**DATA PROVIDED:**

----

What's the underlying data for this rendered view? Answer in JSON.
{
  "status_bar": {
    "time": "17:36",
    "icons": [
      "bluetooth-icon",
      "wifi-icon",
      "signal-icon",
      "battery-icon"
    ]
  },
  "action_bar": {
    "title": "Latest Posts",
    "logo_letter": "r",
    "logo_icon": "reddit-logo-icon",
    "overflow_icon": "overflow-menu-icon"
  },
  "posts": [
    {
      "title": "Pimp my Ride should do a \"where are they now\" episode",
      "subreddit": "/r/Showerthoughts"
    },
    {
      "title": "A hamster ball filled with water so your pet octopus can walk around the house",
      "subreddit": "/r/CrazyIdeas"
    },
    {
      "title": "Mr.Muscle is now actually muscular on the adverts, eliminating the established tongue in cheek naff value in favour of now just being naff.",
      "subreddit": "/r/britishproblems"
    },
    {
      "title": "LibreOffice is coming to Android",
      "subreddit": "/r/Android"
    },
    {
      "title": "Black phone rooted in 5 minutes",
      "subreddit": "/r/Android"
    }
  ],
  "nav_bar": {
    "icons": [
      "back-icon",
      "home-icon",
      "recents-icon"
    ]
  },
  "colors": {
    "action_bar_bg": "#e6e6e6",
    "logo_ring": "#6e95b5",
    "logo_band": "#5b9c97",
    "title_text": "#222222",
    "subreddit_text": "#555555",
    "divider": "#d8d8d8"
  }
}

----

**WORK TO DO:**
Output every entry shown above, exactly.

**EXERCISE RESULT:**
What's the underlying data for this rendered view? Answer in JSON.
{
  "status_bar": {
    "time": "17:36",
    "icons": [
      "bluetooth-icon",
      "wifi-icon",
      "signal-icon",
      "battery-icon"
    ]
  },
  "action_bar": {
    "title": "Latest Posts",
    "logo_letter": "r",
    "logo_icon": "reddit-logo-icon",
    "overflow_icon": "overflow-menu-icon"
  },
  "posts": [
    {
      "title": "Pimp my Ride should do a \"where are they now\" episode",
      "subreddit": "/r/Showerthoughts"
    },
    {
      "title": "A hamster ball filled with water so your pet octopus can walk around the house",
      "subreddit": "/r/CrazyIdeas"
    },
    {
      "title": "Mr.Muscle is now actually muscular on the adverts, eliminating the established tongue in cheek naff value in favour of now just being naff.",
      "subreddit": "/r/britishproblems"
    },
    {
      "title": "LibreOffice is coming to Android",
      "subreddit": "/r/Android"
    },
    {
      "title": "Black phone rooted in 5 minutes",
      "subreddit": "/r/Android"
    }
  ],
  "nav_bar": {
    "icons": [
      "back-icon",
      "home-icon",
      "recents-icon"
    ]
  },
  "colors": {
    "action_bar_bg": "#e6e6e6",
    "logo_ring": "#6e95b5",
    "logo_band": "#5b9c97",
    "title_text": "#222222",
    "subreddit_text": "#555555",
    "divider": "#d8d8d8"
  }
}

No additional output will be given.